**Problem to work on:** Each line below should be reproduced without any alteration.

**Given entries:**

+-------+

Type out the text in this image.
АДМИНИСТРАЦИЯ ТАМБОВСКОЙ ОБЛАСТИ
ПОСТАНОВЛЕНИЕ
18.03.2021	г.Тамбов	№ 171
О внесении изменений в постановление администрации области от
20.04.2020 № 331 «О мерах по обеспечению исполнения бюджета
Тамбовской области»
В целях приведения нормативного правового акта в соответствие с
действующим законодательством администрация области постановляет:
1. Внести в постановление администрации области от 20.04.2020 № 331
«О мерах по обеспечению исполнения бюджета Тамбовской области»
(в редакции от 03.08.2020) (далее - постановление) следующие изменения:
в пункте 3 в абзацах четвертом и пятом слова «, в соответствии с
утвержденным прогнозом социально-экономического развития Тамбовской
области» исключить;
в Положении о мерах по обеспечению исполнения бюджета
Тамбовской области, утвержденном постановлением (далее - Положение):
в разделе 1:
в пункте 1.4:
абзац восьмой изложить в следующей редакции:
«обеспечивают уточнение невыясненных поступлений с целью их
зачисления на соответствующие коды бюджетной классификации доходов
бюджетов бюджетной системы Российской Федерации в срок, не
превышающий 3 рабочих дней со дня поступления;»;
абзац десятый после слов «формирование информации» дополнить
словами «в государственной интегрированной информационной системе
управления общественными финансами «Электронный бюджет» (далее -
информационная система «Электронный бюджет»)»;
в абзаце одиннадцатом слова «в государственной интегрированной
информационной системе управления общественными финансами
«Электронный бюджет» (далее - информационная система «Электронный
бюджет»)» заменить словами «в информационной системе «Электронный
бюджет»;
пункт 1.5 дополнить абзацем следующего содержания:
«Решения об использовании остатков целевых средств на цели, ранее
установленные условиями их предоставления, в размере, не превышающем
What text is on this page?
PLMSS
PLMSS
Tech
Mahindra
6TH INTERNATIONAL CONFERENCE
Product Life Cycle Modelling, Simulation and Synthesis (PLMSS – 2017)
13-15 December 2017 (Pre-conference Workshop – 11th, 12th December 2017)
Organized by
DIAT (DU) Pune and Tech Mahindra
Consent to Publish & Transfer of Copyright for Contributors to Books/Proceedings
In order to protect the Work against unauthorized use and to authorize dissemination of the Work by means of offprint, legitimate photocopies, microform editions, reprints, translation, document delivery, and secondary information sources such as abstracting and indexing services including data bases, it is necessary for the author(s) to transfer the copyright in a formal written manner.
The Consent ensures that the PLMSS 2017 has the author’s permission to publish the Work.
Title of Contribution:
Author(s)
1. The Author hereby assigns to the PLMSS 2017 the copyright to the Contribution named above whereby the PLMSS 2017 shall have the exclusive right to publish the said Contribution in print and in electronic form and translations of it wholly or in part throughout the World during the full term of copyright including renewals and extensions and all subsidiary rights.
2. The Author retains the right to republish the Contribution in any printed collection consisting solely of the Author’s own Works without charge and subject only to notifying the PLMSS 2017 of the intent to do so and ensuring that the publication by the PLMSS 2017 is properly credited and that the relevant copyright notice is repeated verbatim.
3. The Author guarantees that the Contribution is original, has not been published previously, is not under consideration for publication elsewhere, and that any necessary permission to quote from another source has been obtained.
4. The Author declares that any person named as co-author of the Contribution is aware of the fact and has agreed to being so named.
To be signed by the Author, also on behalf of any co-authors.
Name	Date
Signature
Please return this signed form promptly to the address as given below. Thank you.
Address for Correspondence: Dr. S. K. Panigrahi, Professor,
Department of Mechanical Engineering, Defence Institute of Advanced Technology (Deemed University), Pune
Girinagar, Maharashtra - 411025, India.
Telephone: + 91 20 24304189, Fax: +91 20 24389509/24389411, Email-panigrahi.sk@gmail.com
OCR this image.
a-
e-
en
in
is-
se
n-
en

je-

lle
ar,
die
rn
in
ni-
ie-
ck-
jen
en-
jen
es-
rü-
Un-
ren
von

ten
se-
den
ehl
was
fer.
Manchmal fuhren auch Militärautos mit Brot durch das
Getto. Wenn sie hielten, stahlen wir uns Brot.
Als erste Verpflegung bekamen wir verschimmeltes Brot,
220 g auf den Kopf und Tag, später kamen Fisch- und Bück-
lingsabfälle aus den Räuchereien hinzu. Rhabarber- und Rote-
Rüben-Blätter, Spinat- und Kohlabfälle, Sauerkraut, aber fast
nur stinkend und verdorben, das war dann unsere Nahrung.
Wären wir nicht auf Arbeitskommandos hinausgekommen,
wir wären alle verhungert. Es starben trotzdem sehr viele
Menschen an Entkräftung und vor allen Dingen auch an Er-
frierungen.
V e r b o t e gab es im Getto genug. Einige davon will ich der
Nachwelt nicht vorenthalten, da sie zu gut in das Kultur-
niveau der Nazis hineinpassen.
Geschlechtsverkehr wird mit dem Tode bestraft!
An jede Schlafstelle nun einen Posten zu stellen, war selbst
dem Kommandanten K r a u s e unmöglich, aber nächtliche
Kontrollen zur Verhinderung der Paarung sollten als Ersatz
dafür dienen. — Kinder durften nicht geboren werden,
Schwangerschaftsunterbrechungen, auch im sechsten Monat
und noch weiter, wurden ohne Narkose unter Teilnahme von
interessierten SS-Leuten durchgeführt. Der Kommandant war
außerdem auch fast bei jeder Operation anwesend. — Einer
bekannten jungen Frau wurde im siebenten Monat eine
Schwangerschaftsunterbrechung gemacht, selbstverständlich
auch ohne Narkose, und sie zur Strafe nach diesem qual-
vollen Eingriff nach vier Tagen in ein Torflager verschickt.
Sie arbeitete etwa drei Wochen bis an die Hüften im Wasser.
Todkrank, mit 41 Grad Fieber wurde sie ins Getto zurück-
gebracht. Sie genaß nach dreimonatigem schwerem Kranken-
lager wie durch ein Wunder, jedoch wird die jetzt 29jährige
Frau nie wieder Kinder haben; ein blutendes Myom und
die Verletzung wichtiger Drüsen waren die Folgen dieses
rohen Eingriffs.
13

+-------+

**Response to this exercise:**
Type out the text in this image.
АДМИНИСТРАЦИЯ ТАМБОВСКОЙ ОБЛАСТИ
ПОСТАНОВЛЕНИЕ
18.03.2021	г.Тамбов	№ 171
О внесении изменений в постановление администрации области от
20.04.2020 № 331 «О мерах по обеспечению исполнения бюджета
Тамбовской области»
В целях приведения нормативного правового акта в соответствие с
действующим законодательством администрация области постановляет:
1. Внести в постановление администрации области от 20.04.2020 № 331
«О мерах по обеспечению исполнения бюджета Тамбовской области»
(в редакции от 03.08.2020) (далее - постановление) следующие изменения:
в пункте 3 в абзацах четвертом и пятом слова «, в соответствии с
утвержденным прогнозом социально-экономического развития Тамбовской
области» исключить;
в Положении о мерах по обеспечению исполнения бюджета
Тамбовской области, утвержденном постановлением (далее - Положение):
в разделе 1:
в пункте 1.4:
абзац восьмой изложить в следующей редакции:
«обеспечивают уточнение невыясненных поступлений с целью их
зачисления на соответствующие коды бюджетной классификации доходов
бюджетов бюджетной системы Российской Федерации в срок, не
превышающий 3 рабочих дней со дня поступления;»;
абзац десятый после слов «формирование информации» дополнить
словами «в государственной интегрированной информационной системе
управления общественными финансами «Электронный бюджет» (далее -
информационная система «Электронный бюджет»)»;
в абзаце одиннадцатом слова «в государственной интегрированной
информационной системе управления общественными финансами
«Электронный бюджет» (далее - информационная система «Электронный
бюджет»)» заменить словами «в информационной системе «Электронный
бюджет»;
пункт 1.5 дополнить абзацем следующего содержания:
«Решения об использовании остатков целевых средств на цели, ранее
установленные условиями их предоставления, в размере, не превышающем
What text is on this page?
PLMSS
PLMSS
Tech
Mahindra
6TH INTERNATIONAL CONFERENCE
Product Life Cycle Modelling, Simulation and Synthesis (PLMSS – 2017)
13-15 December 2017 (Pre-conference Workshop – 11th, 12th December 2017)
Organized by
DIAT (DU) Pune and Tech Mahindra
Consent to Publish & Transfer of Copyright for Contributors to Books/Proceedings
In order to protect the Work against unauthorized use and to authorize dissemination of the Work by means of offprint, legitimate photocopies, microform editions, reprints, translation, document delivery, and secondary information sources such as abstracting and indexing services including data bases, it is necessary for the author(s) to transfer the copyright in a formal written manner.
The Consent ensures that the PLMSS 2017 has the author’s permission to publish the Work.
Title of Contribution:
Author(s)
1. The Author hereby assigns to the PLMSS 2017 the copyright to the Contribution named above whereby the PLMSS 2017 shall have the exclusive right to publish the said Contribution in print and in electronic form and translations of it wholly or in part throughout the World during the full term of copyright including renewals and extensions and all subsidiary rights.
2. The Author retains the right to republish the Contribution in any printed collection consisting solely of the Author’s own Works without charge and subject only to notifying the PLMSS 2017 of the intent to do so and ensuring that the publication by the PLMSS 2017 is properly credited and that the relevant copyright notice is repeated verbatim.
3. The Author guarantees that the Contribution is original, has not been published previously, is not under consideration for publication elsewhere, and that any necessary permission to quote from another source has been obtained.
4. The Author declares that any person named as co-author of the Contribution is aware of the fact and has agreed to being so named.
To be signed by the Author, also on behalf of any co-authors.
Name	Date
Signature
Please return this signed form promptly to the address as given below. Thank you.
Address for Correspondence: Dr. S. K. Panigrahi, Professor,
Department of Mechanical Engineering, Defence Institute of Advanced Technology (Deemed University), Pune
Girinagar, Maharashtra - 411025, India.
Telephone: + 91 20 24304189, Fax: +91 20 24389509/24389411, Email-panigrahi.sk@gmail.com
OCR this image.
a-
e-
en
in
is-
se
n-
en

je-

lle
ar,
die
rn
in
ni-
ie-
ck-
jen
en-
jen
es-
rü-
Un-
ren
von

ten
se-
den
ehl
was
fer.
Manchmal fuhren auch Militärautos mit Brot durch das
Getto. Wenn sie hielten, stahlen wir uns Brot.
Als erste Verpflegung bekamen wir verschimmeltes Brot,
220 g auf den Kopf und Tag, später kamen Fisch- und Bück-
lingsabfälle aus den Räuchereien hinzu. Rhabarber- und Rote-
Rüben-Blätter, Spinat- und Kohlabfälle, Sauerkraut, aber fast
nur stinkend und verdorben, das war dann unsere Nahrung.
Wären wir nicht auf Arbeitskommandos hinausgekommen,
wir wären alle verhungert. Es starben trotzdem sehr viele
Menschen an Entkräftung und vor allen Dingen auch an Er-
frierungen.
V e r b o t e gab es im Getto genug. Einige davon will ich der
Nachwelt nicht vorenthalten, da sie zu gut in das Kultur-
niveau der Nazis hineinpassen.
Geschlechtsverkehr wird mit dem Tode bestraft!
An jede Schlafstelle nun einen Posten zu stellen, war selbst
dem Kommandanten K r a u s e unmöglich, aber nächtliche
Kontrollen zur Verhinderung der Paarung sollten als Ersatz
dafür dienen. — Kinder durften nicht geboren werden,
Schwangerschaftsunterbrechungen, auch im sechsten Monat
und noch weiter, wurden ohne Narkose unter Teilnahme von
interessierten SS-Leuten durchgeführt. Der Kommandant war
außerdem auch fast bei jeder Operation anwesend. — Einer
bekannten jungen Frau wurde im siebenten Monat eine
Schwangerschaftsunterbrechung gemacht, selbstverständlich
auch ohne Narkose, und sie zur Strafe nach diesem qual-
vollen Eingriff nach vier Tagen in ein Torflager verschickt.
Sie arbeitete etwa drei Wochen bis an die Hüften im Wasser.
Todkrank, mit 41 Grad Fieber wurde sie ins Getto zurück-
gebracht. Sie genaß nach dreimonatigem schwerem Kranken-
lager wie durch ein Wunder, jedoch wird die jetzt 29jährige
Frau nie wieder Kinder haben; ein blutendes Myom und
die Verletzung wichtiger Drüsen waren die Folgen dieses
rohen Eingriffs.
13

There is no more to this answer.